--- EXERCISE MATERIALS ---

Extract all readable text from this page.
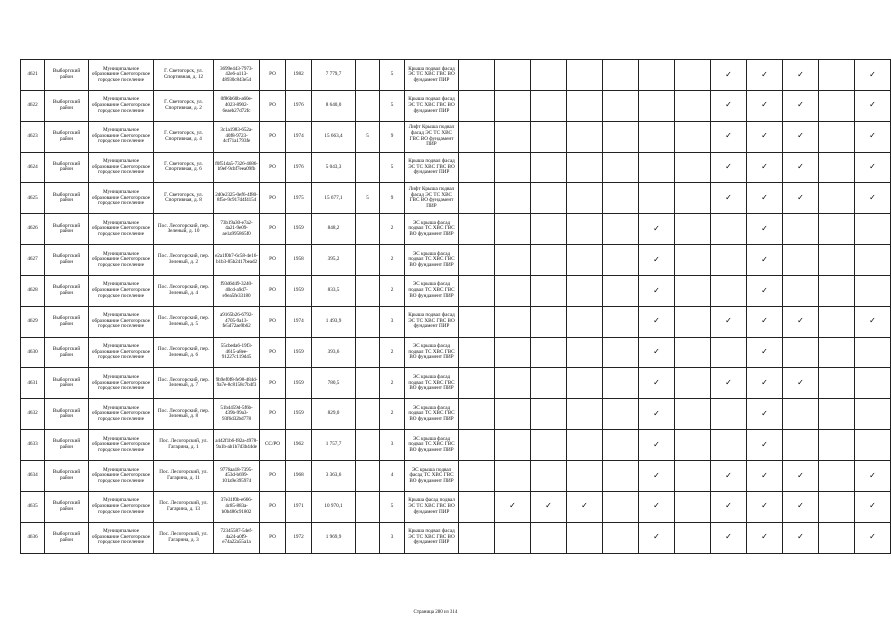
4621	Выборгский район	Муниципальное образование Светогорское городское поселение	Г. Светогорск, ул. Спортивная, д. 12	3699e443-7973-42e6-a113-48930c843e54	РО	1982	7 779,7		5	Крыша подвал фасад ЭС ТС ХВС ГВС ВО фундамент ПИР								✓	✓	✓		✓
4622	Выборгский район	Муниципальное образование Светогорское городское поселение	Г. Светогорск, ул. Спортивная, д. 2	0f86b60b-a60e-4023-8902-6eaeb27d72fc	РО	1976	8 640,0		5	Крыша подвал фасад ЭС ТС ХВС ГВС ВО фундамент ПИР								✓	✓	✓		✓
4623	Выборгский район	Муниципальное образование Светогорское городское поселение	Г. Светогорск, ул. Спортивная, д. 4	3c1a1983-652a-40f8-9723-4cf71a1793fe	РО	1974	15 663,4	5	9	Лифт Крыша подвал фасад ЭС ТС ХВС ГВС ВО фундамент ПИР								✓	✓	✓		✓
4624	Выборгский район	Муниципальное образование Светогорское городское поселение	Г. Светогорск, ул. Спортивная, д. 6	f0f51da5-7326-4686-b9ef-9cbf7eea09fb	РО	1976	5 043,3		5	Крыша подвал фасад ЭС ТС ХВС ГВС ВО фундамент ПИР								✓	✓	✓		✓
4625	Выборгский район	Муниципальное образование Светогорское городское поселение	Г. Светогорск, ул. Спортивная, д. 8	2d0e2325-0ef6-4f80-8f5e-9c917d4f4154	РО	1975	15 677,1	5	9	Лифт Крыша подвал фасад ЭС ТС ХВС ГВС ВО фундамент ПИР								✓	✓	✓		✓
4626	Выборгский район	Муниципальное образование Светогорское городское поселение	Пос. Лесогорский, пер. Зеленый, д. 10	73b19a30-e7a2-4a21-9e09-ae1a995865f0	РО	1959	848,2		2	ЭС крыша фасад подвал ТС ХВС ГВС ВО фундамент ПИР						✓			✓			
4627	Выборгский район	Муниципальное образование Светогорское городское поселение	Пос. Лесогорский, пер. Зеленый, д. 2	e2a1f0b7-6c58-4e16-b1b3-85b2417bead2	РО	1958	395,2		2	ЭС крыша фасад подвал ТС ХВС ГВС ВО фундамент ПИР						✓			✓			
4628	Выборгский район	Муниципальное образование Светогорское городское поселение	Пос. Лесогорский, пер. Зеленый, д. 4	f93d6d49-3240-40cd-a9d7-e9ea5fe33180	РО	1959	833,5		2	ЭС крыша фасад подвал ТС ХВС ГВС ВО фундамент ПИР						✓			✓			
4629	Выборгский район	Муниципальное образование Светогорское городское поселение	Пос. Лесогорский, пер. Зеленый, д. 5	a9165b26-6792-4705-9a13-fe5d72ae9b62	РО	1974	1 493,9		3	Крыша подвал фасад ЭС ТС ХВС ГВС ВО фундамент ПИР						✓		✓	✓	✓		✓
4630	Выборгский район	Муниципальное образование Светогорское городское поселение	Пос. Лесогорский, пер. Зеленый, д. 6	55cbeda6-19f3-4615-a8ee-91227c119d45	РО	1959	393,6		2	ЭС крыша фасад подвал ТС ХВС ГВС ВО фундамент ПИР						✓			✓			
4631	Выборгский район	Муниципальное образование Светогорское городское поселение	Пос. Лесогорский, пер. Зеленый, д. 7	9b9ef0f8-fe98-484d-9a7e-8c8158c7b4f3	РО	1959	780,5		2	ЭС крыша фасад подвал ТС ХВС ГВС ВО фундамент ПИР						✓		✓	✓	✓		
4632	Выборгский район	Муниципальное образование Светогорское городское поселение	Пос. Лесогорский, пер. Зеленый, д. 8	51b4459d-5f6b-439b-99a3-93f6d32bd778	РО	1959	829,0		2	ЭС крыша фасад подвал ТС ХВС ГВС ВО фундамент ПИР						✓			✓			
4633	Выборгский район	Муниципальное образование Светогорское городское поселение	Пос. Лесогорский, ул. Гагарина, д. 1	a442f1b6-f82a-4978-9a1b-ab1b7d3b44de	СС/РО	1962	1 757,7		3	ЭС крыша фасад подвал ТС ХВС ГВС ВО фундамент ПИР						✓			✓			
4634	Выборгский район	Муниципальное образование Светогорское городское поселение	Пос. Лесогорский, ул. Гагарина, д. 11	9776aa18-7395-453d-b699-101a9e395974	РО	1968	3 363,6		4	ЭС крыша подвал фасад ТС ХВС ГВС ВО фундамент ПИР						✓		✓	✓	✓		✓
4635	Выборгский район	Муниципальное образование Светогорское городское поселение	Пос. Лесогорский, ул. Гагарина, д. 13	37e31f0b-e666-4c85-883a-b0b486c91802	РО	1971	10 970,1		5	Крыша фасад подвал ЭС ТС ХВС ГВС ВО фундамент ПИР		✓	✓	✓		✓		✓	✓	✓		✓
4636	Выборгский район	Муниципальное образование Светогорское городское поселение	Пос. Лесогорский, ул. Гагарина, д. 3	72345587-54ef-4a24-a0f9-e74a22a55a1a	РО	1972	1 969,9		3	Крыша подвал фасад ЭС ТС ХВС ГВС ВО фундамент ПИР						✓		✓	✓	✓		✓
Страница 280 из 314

---
--- EXERCISE MATERIALS ---

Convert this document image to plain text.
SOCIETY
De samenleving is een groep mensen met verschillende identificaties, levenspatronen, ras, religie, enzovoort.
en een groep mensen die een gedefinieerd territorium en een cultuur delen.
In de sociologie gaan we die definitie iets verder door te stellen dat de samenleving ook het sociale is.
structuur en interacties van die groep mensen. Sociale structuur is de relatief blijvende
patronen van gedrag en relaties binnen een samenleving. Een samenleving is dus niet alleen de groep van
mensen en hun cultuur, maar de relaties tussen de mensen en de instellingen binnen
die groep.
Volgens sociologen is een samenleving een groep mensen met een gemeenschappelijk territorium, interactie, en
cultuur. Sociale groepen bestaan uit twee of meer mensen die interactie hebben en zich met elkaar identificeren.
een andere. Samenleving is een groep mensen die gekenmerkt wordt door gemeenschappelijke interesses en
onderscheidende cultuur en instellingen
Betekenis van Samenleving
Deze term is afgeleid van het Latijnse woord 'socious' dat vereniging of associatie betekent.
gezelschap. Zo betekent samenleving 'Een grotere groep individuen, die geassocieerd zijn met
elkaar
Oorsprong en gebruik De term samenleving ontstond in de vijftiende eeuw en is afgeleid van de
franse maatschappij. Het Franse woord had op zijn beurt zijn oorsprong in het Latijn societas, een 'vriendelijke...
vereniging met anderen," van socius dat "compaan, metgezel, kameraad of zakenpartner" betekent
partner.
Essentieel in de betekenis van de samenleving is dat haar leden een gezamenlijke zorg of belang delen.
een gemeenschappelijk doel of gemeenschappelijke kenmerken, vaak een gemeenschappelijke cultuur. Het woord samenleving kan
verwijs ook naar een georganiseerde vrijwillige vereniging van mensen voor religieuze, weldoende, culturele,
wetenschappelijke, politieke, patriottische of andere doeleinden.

---
--- EXERCISE MATERIALS ---

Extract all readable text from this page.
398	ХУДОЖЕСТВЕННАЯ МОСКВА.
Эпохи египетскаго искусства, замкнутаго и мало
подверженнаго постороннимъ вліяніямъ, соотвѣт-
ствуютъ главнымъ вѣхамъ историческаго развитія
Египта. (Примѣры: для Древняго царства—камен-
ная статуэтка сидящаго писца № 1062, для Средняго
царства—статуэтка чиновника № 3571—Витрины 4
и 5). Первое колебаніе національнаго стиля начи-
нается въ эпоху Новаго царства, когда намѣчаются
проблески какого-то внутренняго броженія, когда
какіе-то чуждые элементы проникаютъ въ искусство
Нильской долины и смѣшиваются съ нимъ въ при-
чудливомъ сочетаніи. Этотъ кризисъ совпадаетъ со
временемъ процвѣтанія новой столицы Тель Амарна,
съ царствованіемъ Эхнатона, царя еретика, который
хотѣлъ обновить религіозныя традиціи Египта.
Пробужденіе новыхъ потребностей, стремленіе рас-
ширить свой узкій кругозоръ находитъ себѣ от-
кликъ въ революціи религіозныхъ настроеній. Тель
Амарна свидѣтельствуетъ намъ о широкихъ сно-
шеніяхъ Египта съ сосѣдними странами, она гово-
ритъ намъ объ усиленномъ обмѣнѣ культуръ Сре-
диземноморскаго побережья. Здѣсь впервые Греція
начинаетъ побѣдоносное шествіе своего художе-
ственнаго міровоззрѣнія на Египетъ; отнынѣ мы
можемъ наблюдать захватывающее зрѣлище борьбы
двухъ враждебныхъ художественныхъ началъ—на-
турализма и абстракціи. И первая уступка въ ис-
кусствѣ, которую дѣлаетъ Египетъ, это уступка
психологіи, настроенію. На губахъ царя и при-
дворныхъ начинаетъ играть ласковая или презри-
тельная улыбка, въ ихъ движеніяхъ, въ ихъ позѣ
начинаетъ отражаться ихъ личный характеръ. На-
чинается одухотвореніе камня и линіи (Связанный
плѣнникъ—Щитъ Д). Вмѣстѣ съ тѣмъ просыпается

---

▶ _TASK STATEMENT_
Give the number of lines in the records that contain the string "zijn", with no other output.

▶ _RESULT OF THE TASK_
2